* _Task instructions_: Report how many lines contain "JSON". Give the number and nothing else.

# # # #

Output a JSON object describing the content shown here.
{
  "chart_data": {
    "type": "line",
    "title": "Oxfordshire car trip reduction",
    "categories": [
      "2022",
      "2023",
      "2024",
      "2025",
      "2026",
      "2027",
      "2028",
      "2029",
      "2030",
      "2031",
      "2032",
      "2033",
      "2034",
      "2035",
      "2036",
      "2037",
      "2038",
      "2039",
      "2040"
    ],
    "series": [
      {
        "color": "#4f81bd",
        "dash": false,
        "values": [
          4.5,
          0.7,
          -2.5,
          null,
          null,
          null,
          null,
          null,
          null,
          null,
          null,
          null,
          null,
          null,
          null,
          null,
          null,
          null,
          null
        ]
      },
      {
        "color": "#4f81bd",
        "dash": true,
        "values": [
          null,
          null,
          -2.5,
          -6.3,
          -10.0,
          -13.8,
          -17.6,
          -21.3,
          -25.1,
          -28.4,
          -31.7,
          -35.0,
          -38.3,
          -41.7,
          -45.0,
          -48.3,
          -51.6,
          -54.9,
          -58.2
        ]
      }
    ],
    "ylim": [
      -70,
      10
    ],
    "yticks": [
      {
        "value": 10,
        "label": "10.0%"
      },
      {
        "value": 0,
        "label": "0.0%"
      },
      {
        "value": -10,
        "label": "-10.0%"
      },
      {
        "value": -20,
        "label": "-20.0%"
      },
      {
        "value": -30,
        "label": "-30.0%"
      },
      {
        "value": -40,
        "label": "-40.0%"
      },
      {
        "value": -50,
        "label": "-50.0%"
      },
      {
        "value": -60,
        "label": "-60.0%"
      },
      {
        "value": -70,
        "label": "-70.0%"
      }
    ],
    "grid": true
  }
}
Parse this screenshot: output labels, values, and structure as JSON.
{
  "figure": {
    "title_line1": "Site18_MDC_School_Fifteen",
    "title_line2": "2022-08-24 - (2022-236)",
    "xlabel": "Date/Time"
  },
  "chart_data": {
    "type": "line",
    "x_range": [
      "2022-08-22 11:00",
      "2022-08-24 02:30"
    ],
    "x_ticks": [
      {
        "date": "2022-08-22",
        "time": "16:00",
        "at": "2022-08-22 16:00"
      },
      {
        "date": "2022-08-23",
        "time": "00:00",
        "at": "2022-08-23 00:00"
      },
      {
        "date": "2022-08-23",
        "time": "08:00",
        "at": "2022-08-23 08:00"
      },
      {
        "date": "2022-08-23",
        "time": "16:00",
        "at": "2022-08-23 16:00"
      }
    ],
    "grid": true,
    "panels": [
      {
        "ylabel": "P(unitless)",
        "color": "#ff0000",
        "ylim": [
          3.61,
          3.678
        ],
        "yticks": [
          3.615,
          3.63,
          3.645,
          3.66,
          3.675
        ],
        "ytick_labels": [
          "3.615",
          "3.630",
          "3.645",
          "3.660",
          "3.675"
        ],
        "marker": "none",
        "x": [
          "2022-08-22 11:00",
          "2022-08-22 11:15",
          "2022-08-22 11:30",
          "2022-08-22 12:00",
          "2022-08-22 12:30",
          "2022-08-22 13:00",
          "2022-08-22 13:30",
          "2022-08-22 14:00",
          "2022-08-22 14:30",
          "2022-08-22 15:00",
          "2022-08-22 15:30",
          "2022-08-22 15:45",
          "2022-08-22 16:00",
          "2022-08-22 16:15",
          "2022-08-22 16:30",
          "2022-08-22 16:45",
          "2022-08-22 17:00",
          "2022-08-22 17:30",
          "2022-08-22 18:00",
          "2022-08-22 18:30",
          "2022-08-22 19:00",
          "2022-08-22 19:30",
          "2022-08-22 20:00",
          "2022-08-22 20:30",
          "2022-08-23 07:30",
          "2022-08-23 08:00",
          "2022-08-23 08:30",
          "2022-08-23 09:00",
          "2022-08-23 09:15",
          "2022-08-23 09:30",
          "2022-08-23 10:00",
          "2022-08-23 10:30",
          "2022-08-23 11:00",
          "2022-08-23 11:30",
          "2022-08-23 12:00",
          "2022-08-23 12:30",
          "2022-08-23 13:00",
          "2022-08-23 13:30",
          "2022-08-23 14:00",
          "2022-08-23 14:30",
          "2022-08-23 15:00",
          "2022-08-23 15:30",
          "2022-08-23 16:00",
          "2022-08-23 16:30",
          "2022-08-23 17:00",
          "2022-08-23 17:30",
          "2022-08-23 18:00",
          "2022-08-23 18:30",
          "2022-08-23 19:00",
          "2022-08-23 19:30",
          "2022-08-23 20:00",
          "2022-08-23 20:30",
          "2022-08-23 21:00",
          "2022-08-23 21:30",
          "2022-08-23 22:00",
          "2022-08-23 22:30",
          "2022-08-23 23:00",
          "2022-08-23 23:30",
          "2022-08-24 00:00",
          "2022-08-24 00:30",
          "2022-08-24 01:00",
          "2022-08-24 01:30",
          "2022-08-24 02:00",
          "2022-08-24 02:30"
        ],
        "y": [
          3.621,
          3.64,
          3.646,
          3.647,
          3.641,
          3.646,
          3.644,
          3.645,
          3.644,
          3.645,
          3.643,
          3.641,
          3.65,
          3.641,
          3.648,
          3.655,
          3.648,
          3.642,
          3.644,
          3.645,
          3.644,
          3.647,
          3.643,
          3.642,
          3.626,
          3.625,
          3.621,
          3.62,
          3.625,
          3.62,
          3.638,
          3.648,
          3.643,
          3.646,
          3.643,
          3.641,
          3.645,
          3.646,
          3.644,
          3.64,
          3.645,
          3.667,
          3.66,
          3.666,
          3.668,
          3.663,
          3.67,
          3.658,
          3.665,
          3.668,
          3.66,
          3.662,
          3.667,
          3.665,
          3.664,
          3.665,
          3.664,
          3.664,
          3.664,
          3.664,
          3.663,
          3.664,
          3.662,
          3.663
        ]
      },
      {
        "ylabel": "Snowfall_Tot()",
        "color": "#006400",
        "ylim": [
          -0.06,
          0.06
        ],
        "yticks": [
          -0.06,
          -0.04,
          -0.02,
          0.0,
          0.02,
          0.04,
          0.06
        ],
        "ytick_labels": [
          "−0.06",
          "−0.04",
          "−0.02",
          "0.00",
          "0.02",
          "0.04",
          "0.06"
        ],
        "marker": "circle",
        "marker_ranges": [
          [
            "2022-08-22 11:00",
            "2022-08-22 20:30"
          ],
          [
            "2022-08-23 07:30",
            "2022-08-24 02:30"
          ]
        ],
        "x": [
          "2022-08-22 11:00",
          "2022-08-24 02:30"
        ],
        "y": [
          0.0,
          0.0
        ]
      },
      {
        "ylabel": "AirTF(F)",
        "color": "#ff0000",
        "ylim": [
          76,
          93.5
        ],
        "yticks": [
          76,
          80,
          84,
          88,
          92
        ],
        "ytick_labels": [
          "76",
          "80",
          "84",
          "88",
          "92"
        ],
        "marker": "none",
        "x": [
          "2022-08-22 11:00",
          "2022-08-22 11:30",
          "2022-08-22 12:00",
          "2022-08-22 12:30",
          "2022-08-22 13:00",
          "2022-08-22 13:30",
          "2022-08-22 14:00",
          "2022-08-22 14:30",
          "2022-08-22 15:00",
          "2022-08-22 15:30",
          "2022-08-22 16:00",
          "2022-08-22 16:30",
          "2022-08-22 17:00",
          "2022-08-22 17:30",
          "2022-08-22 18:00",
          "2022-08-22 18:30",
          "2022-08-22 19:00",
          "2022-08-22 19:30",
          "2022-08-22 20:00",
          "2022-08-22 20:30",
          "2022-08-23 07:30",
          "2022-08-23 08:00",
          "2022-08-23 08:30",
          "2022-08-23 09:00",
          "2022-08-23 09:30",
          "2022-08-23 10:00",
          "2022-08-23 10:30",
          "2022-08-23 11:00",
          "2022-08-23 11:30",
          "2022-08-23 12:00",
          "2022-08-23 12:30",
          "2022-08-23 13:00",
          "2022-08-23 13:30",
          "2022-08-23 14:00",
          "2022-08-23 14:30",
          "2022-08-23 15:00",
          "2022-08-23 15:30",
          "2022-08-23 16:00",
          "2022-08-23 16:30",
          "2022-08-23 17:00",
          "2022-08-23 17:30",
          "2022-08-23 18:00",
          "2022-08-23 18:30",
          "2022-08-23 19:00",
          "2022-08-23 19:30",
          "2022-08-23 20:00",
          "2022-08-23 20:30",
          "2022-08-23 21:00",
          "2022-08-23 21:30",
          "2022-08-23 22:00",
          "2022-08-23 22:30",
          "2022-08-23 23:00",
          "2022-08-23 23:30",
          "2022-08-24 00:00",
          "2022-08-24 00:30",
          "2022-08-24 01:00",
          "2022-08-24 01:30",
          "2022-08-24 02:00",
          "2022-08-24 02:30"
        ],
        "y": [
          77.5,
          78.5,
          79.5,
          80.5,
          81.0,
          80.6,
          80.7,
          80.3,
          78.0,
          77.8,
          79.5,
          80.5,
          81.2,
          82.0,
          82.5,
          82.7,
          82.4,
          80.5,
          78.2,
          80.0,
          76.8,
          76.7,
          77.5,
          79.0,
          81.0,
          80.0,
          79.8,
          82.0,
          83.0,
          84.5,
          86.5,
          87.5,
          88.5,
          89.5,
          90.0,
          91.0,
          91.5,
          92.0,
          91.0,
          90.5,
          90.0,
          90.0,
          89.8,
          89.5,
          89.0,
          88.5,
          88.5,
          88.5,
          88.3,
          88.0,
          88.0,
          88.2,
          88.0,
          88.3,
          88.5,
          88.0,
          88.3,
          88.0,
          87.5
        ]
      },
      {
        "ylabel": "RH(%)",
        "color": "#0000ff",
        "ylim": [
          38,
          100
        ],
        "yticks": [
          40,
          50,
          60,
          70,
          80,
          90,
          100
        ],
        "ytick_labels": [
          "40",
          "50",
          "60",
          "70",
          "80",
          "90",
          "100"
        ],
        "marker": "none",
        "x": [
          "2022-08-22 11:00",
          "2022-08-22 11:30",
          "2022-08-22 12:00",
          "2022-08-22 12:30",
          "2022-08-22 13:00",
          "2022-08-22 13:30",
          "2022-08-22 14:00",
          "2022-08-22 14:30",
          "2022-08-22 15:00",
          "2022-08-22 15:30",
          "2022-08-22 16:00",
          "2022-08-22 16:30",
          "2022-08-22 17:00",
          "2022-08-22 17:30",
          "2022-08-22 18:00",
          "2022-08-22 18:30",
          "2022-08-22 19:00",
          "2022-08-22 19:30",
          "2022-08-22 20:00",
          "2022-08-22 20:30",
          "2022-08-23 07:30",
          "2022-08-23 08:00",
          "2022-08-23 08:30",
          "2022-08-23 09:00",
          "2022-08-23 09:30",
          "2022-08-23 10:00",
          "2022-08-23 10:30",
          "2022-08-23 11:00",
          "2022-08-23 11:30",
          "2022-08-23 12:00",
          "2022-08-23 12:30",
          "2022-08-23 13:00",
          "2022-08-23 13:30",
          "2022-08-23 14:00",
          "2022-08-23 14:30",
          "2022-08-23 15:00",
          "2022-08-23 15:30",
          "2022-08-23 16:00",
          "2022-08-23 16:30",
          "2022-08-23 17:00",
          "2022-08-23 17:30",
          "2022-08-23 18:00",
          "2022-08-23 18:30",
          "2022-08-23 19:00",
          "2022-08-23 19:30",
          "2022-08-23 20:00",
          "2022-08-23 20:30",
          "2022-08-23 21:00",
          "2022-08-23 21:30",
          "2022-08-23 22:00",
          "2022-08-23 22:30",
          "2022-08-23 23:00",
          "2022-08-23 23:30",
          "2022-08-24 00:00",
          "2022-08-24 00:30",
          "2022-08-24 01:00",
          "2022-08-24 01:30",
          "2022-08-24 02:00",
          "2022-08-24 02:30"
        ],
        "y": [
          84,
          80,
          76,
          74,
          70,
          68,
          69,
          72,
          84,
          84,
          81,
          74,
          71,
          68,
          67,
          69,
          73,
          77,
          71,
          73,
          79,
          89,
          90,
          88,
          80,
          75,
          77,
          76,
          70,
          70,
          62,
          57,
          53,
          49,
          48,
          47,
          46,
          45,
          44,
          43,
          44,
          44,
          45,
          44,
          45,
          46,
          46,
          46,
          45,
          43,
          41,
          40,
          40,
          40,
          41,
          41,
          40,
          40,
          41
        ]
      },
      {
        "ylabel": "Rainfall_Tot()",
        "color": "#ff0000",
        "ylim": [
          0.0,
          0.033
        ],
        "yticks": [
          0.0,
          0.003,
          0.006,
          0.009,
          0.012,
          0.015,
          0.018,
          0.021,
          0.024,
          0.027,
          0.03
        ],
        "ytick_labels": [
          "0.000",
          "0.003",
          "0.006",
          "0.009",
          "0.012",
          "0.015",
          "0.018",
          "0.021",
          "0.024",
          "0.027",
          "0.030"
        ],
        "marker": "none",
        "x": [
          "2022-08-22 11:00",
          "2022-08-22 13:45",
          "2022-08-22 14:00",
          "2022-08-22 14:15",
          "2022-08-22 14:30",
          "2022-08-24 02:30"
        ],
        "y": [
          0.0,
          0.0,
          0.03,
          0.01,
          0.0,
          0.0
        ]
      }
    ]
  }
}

# # # #

* _Response to this exercise_: 2